__LISTED ENTRIES__
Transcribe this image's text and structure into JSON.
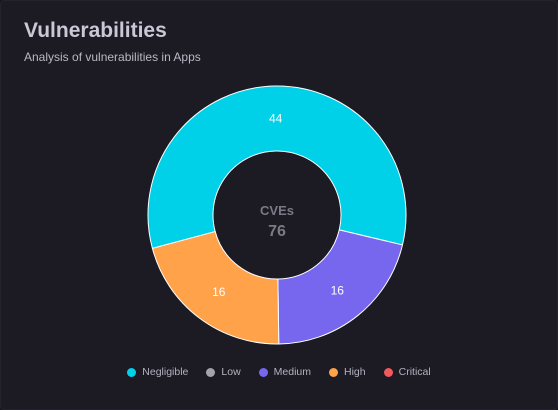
{
  "header": {
    "title": "Vulnerabilities",
    "subtitle": "Analysis of vulnerabilities in Apps"
  },
  "chart_data": {
    "type": "pie",
    "title": "",
    "center_label": "CVEs",
    "total": "76",
    "categories": [
      "Negligible",
      "Low",
      "Medium",
      "High",
      "Critical"
    ],
    "values": [
      44,
      0,
      16,
      16,
      0
    ],
    "colors": [
      "#00d1e8",
      "#a3a3ab",
      "#7767ef",
      "#ffa24a",
      "#f2585e"
    ],
    "legend_position": "bottom"
  }
}
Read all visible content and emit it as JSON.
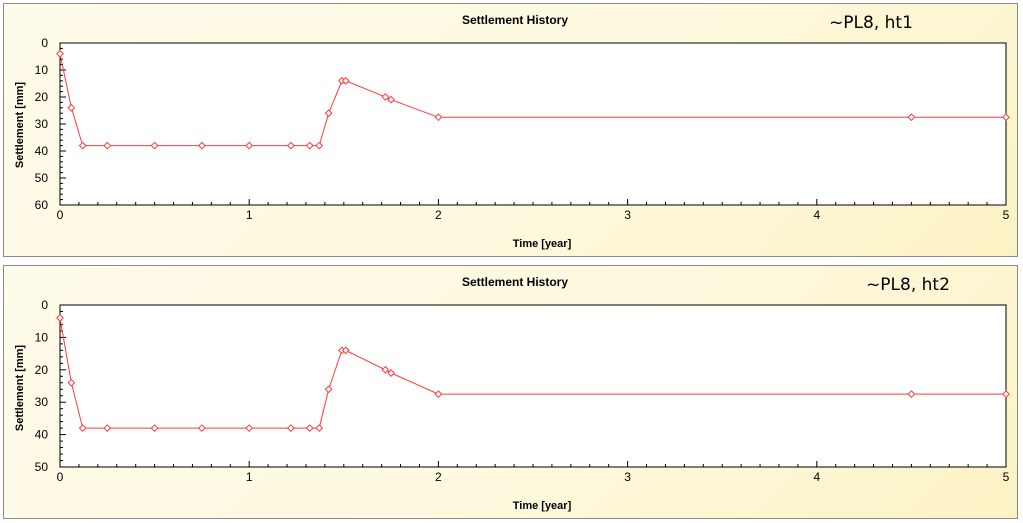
{
  "colors": {
    "series": "#ff3a3a",
    "panel_bg": "#fef9df",
    "plot_bg": "#ffffff",
    "frame": "#000000"
  },
  "chart_data": [
    {
      "type": "line",
      "title": "Settlement History",
      "annotation": "~PL8, ht1",
      "xlabel": "Time [year]",
      "ylabel": "Settlement [mm]",
      "xlim": [
        0,
        5
      ],
      "ylim": [
        60,
        0
      ],
      "y_inverted": true,
      "xticks": [
        "0",
        "1",
        "2",
        "3",
        "4",
        "5"
      ],
      "yticks": [
        "0",
        "10",
        "20",
        "30",
        "40",
        "50",
        "60"
      ],
      "grid": false,
      "marker": "diamond",
      "series": [
        {
          "x": [
            0,
            0.06,
            0.12,
            0.25,
            0.5,
            0.75,
            1.0,
            1.22,
            1.32,
            1.37,
            1.42,
            1.49,
            1.51,
            1.72,
            1.75,
            2.0,
            4.5,
            5.0
          ],
          "y": [
            4,
            24,
            38,
            38,
            38,
            38,
            38,
            38,
            38,
            38,
            26,
            14,
            14,
            20,
            21,
            27.5,
            27.5,
            27.5
          ]
        }
      ]
    },
    {
      "type": "line",
      "title": "Settlement History",
      "annotation": "~PL8, ht2",
      "xlabel": "Time [year]",
      "ylabel": "Settlement [mm]",
      "xlim": [
        0,
        5
      ],
      "ylim": [
        50,
        0
      ],
      "y_inverted": true,
      "xticks": [
        "0",
        "1",
        "2",
        "3",
        "4",
        "5"
      ],
      "yticks": [
        "0",
        "10",
        "20",
        "30",
        "40",
        "50"
      ],
      "grid": false,
      "marker": "diamond",
      "series": [
        {
          "x": [
            0,
            0.06,
            0.12,
            0.25,
            0.5,
            0.75,
            1.0,
            1.22,
            1.32,
            1.37,
            1.42,
            1.49,
            1.51,
            1.72,
            1.75,
            2.0,
            4.5,
            5.0
          ],
          "y": [
            4,
            24,
            38,
            38,
            38,
            38,
            38,
            38,
            38,
            38,
            26,
            14,
            14,
            20,
            21,
            27.5,
            27.5,
            27.5
          ]
        }
      ]
    }
  ]
}
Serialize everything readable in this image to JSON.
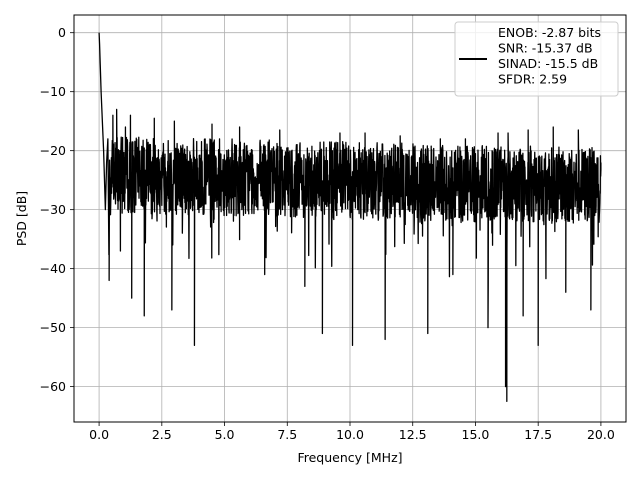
{
  "chart_data": {
    "type": "line",
    "xlabel": "Frequency [MHz]",
    "ylabel": "PSD [dB]",
    "xlim": [
      -1.0,
      21.0
    ],
    "ylim": [
      -66,
      3
    ],
    "xticks": [
      0.0,
      2.5,
      5.0,
      7.5,
      10.0,
      12.5,
      15.0,
      17.5,
      20.0
    ],
    "xtick_labels": [
      "0.0",
      "2.5",
      "5.0",
      "7.5",
      "10.0",
      "12.5",
      "15.0",
      "17.5",
      "20.0"
    ],
    "yticks": [
      0,
      -10,
      -20,
      -30,
      -40,
      -50,
      -60
    ],
    "ytick_labels": [
      "0",
      "−10",
      "−20",
      "−30",
      "−40",
      "−50",
      "−60"
    ],
    "grid": true,
    "legend_position": "top-right",
    "line_color": "#000000",
    "series": [
      {
        "legend_lines": [
          "ENOB: -2.87 bits",
          "SNR: -15.37 dB",
          "SINAD: -15.5 dB",
          "SFDR: 2.59"
        ],
        "noise_floor_db": [
          -24,
          -26
        ],
        "x": [
          0.0,
          0.02,
          0.05,
          0.08,
          0.12,
          0.18,
          0.25,
          0.3,
          0.35,
          0.4,
          0.55,
          0.7,
          0.85,
          1.05,
          1.25,
          1.3,
          1.8,
          2.2,
          2.9,
          3.0,
          3.8,
          4.5,
          5.6,
          6.6,
          7.2,
          8.2,
          8.9,
          9.6,
          10.1,
          10.6,
          11.4,
          12.0,
          13.1,
          13.6,
          14.1,
          14.6,
          15.5,
          15.9,
          16.2,
          16.25,
          16.3,
          16.9,
          17.1,
          17.5,
          18.1,
          18.6,
          19.1,
          19.6,
          20.0
        ],
        "y": [
          0.0,
          -2.0,
          -6.0,
          -10.0,
          -14.0,
          -20.0,
          -30.0,
          -22.0,
          -18.0,
          -42.0,
          -14.0,
          -13.0,
          -37.0,
          -16.0,
          -14.0,
          -45.0,
          -48.0,
          -14.5,
          -47.0,
          -15.0,
          -53.0,
          -15.5,
          -16.0,
          -41.0,
          -16.5,
          -43.0,
          -51.0,
          -17.0,
          -53.0,
          -17.0,
          -52.0,
          -17.5,
          -51.0,
          -18.0,
          -41.0,
          -18.0,
          -50.0,
          -17.0,
          -60.0,
          -62.5,
          -17.0,
          -48.0,
          -16.5,
          -53.0,
          -16.0,
          -44.0,
          -16.5,
          -47.0,
          -22.0
        ]
      }
    ]
  }
}
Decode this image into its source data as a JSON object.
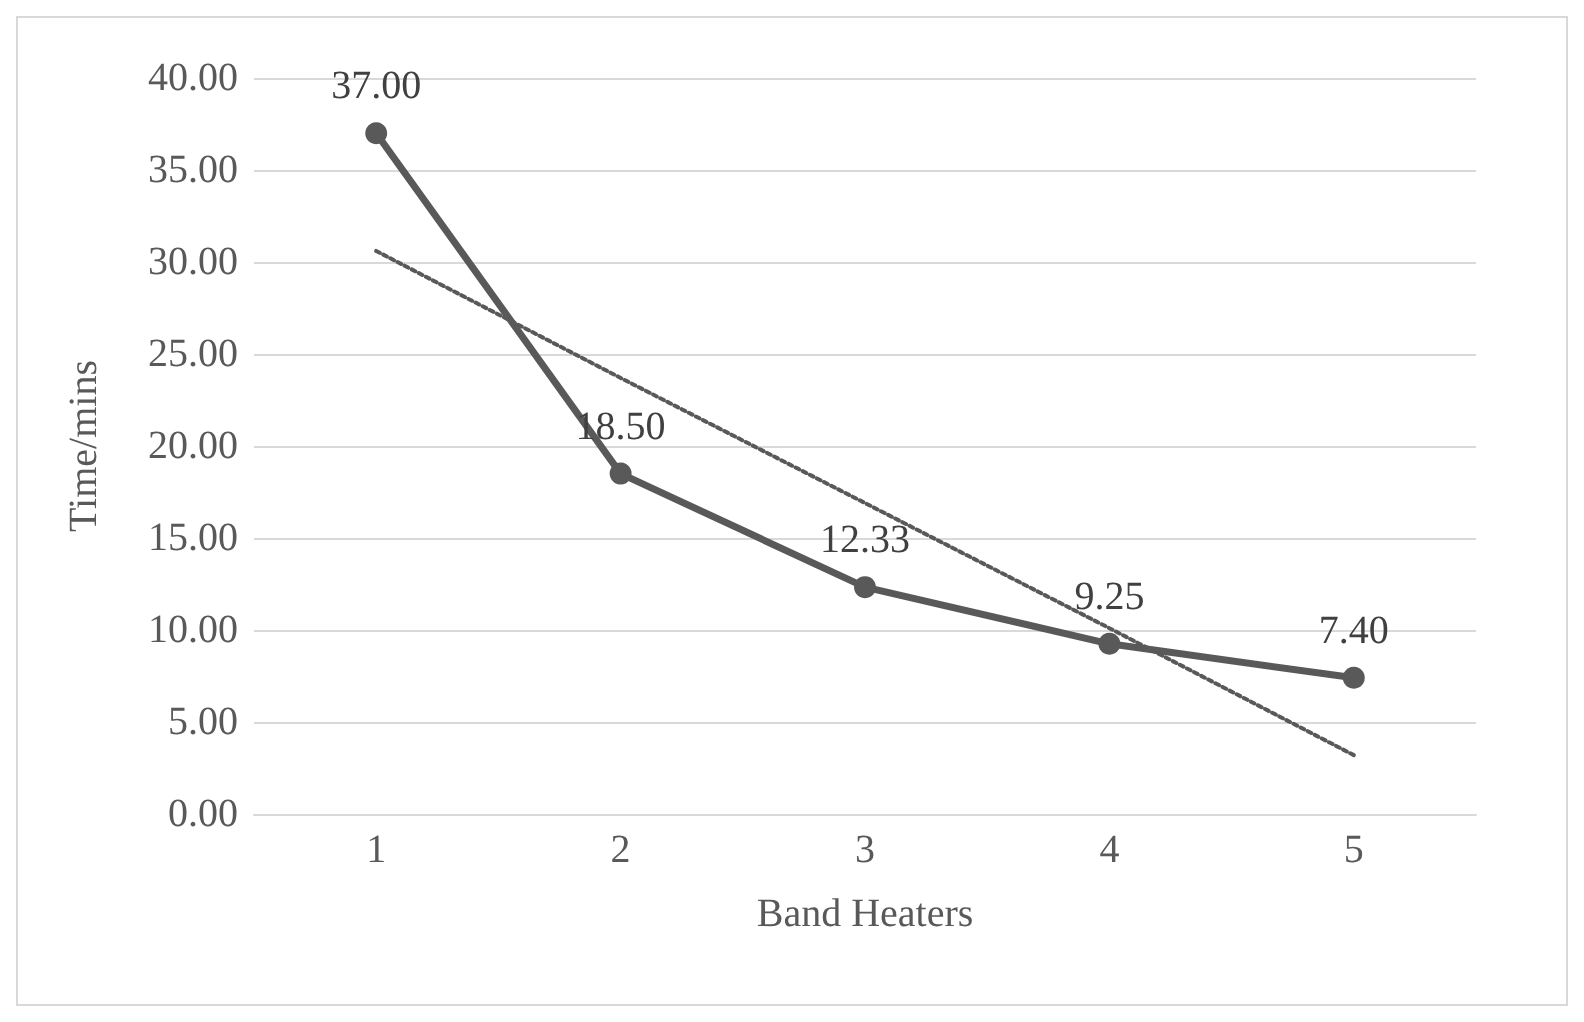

__TASK DETAILS__
Return each line of the listing that holds the string "image".

__SOLUTION__
Transcribe this image's text and structure into JSON.
Serialize everything readable in this image to JSON.
Decode this image into its source data as a JSON object.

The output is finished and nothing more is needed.